Problem requirements: Word for word, repeat the entries, minus the pictures.
=== Begin Enclosure ===
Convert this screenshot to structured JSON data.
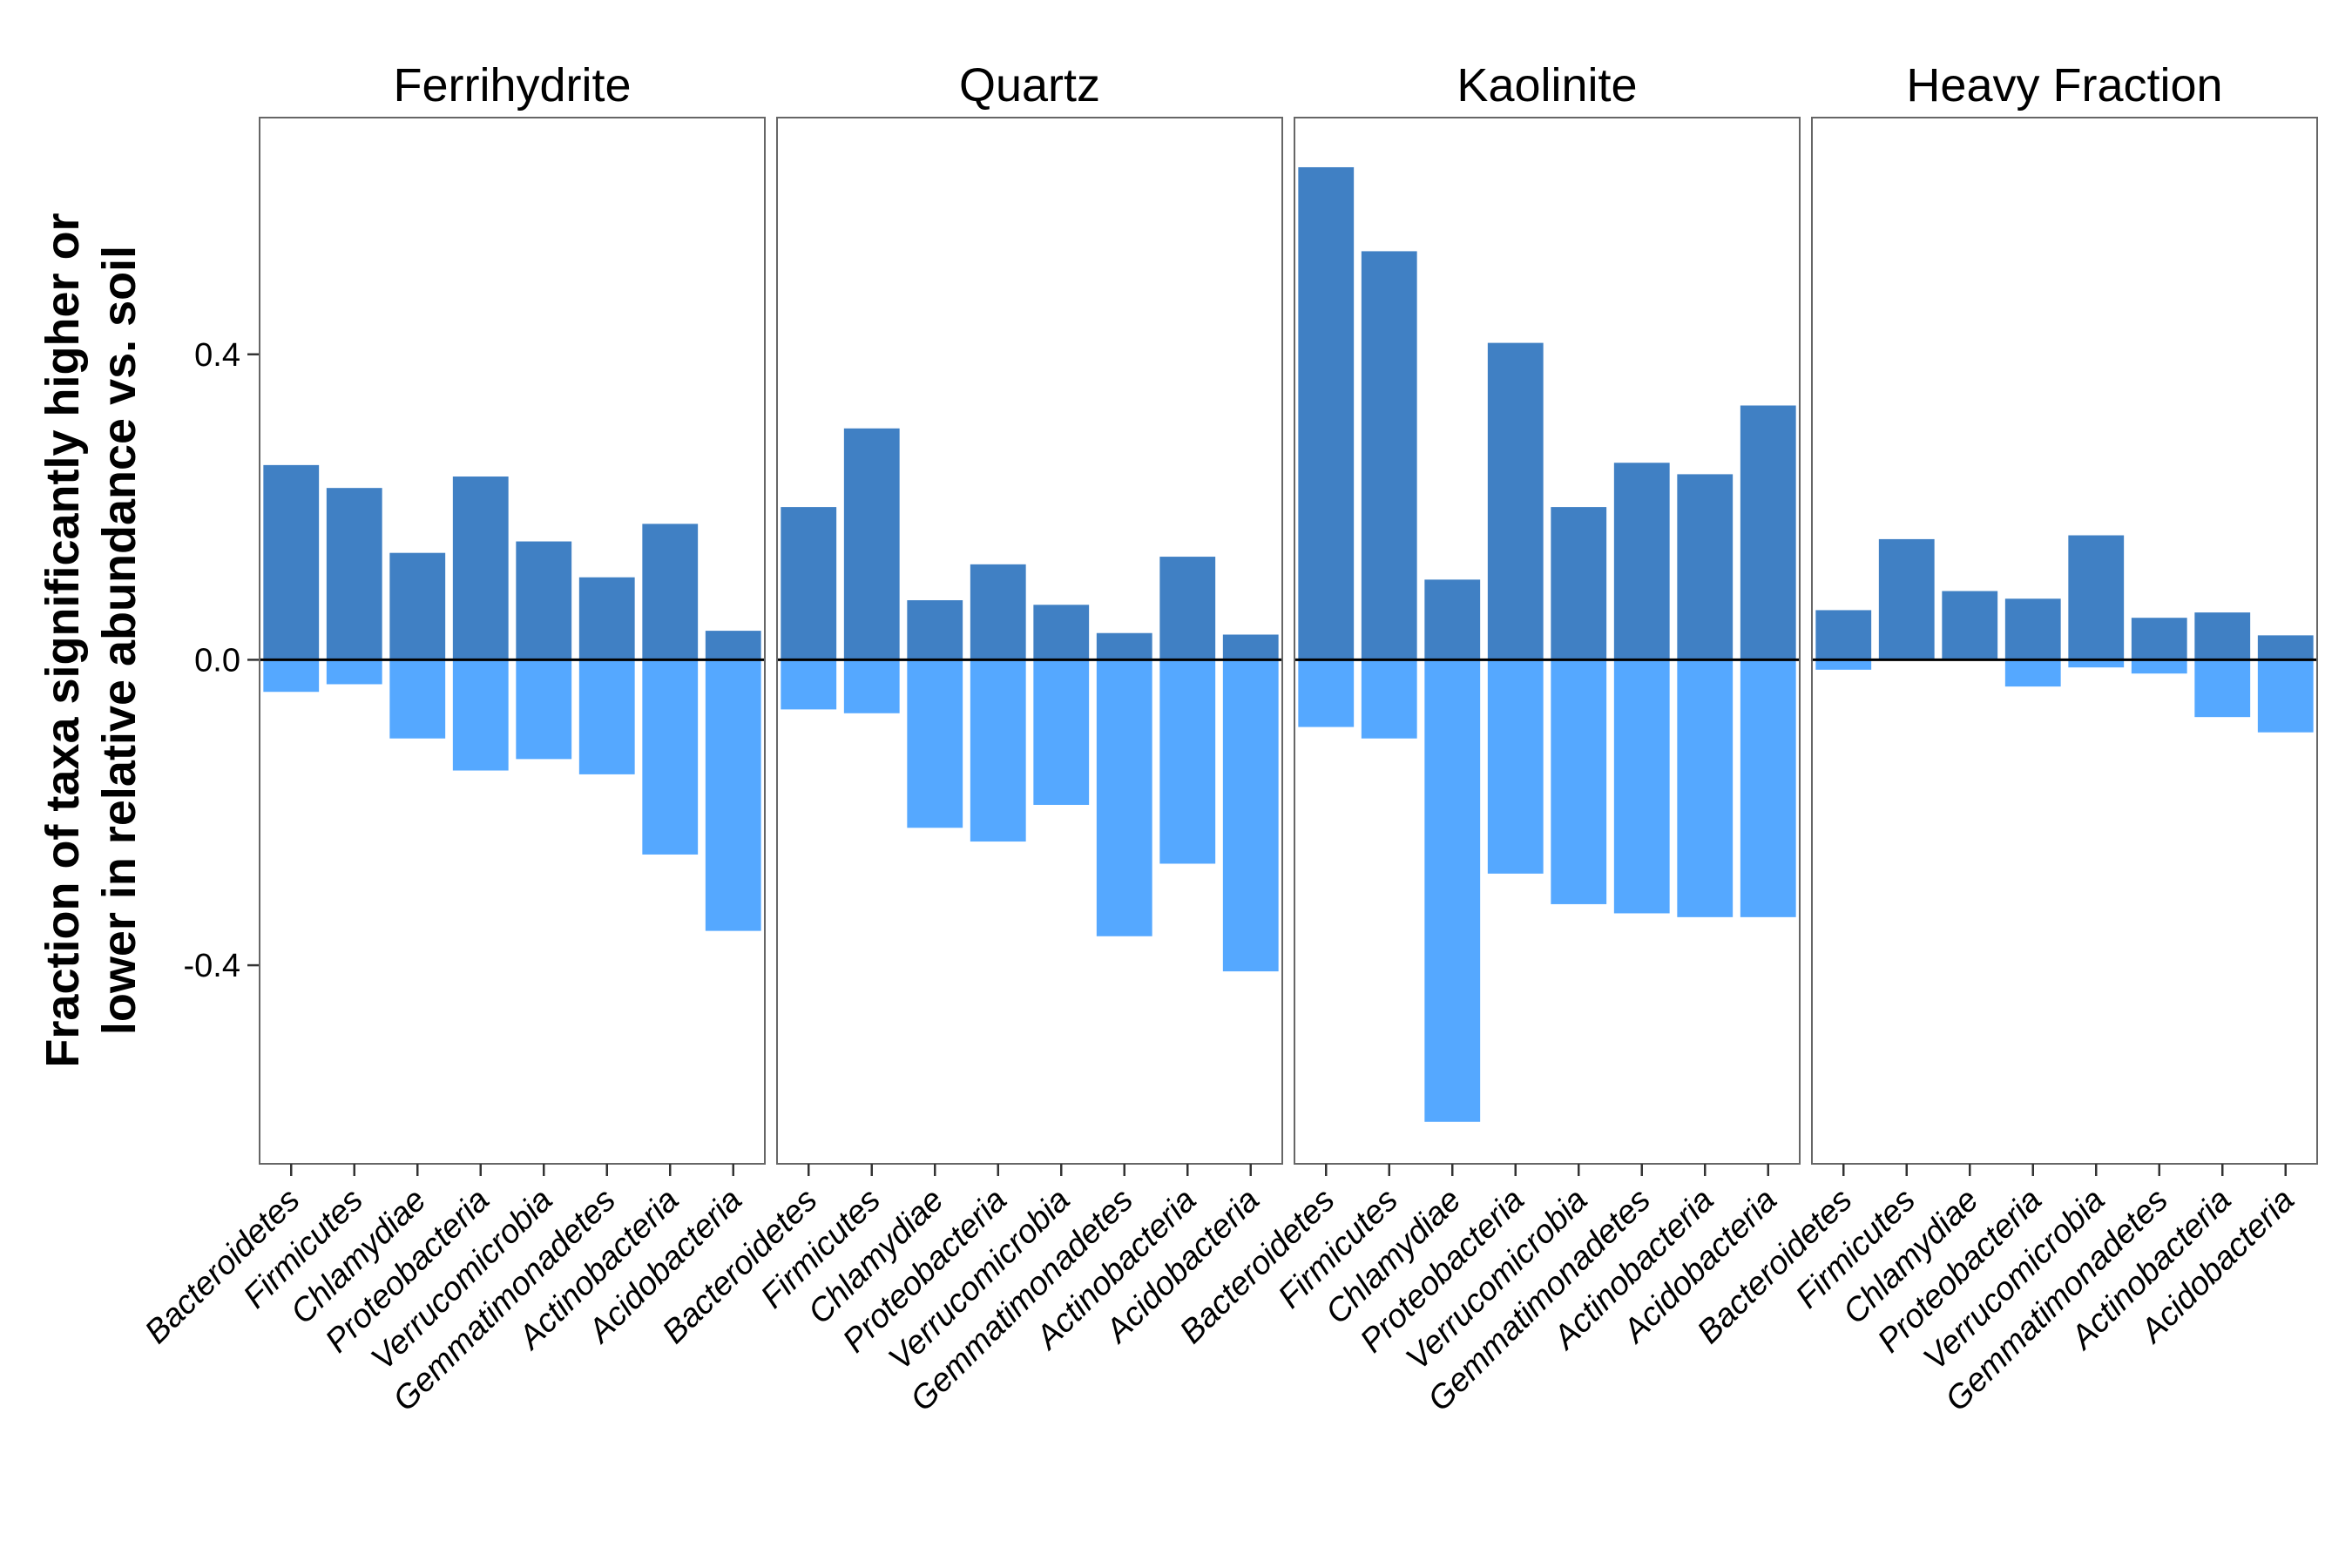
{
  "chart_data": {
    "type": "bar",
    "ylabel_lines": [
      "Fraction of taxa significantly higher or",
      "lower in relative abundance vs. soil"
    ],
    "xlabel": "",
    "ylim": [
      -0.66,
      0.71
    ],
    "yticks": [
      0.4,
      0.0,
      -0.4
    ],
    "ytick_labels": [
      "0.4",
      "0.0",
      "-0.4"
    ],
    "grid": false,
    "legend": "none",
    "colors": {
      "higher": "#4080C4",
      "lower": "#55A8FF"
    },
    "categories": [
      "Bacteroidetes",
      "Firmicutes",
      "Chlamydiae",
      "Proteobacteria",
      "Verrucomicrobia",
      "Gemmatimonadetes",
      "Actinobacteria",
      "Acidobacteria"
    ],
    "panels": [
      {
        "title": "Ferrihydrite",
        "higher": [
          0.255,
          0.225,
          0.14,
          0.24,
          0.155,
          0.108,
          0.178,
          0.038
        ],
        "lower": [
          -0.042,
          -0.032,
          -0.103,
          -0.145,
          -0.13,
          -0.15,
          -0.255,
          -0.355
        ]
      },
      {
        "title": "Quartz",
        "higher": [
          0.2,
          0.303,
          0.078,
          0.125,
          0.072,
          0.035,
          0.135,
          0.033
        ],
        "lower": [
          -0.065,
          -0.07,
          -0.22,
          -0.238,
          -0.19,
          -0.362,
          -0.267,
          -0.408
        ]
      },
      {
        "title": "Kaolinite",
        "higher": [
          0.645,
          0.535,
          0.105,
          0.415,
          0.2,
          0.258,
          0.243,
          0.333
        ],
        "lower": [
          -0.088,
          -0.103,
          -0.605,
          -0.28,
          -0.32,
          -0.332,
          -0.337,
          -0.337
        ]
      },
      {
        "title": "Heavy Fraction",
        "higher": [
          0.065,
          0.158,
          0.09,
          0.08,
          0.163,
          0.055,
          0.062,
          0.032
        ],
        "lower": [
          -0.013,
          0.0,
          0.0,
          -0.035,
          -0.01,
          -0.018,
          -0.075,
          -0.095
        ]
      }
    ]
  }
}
=== End Enclosure ===
Task answer:
Convert this screenshot to structured JSON data.
{
  "chart_data": {
    "type": "bar",
    "ylabel_lines": [
      "Fraction of taxa significantly higher or",
      "lower in relative abundance vs. soil"
    ],
    "xlabel": "",
    "ylim": [
      -0.66,
      0.71
    ],
    "yticks": [
      0.4,
      0.0,
      -0.4
    ],
    "ytick_labels": [
      "0.4",
      "0.0",
      "-0.4"
    ],
    "grid": false,
    "legend": "none",
    "colors": {
      "higher": "#4080C4",
      "lower": "#55A8FF"
    },
    "categories": [
      "Bacteroidetes",
      "Firmicutes",
      "Chlamydiae",
      "Proteobacteria",
      "Verrucomicrobia",
      "Gemmatimonadetes",
      "Actinobacteria",
      "Acidobacteria"
    ],
    "panels": [
      {
        "title": "Ferrihydrite",
        "higher": [
          0.255,
          0.225,
          0.14,
          0.24,
          0.155,
          0.108,
          0.178,
          0.038
        ],
        "lower": [
          -0.042,
          -0.032,
          -0.103,
          -0.145,
          -0.13,
          -0.15,
          -0.255,
          -0.355
        ]
      },
      {
        "title": "Quartz",
        "higher": [
          0.2,
          0.303,
          0.078,
          0.125,
          0.072,
          0.035,
          0.135,
          0.033
        ],
        "lower": [
          -0.065,
          -0.07,
          -0.22,
          -0.238,
          -0.19,
          -0.362,
          -0.267,
          -0.408
        ]
      },
      {
        "title": "Kaolinite",
        "higher": [
          0.645,
          0.535,
          0.105,
          0.415,
          0.2,
          0.258,
          0.243,
          0.333
        ],
        "lower": [
          -0.088,
          -0.103,
          -0.605,
          -0.28,
          -0.32,
          -0.332,
          -0.337,
          -0.337
        ]
      },
      {
        "title": "Heavy Fraction",
        "higher": [
          0.065,
          0.158,
          0.09,
          0.08,
          0.163,
          0.055,
          0.062,
          0.032
        ],
        "lower": [
          -0.013,
          0.0,
          0.0,
          -0.035,
          -0.01,
          -0.018,
          -0.075,
          -0.095
        ]
      }
    ]
  }
}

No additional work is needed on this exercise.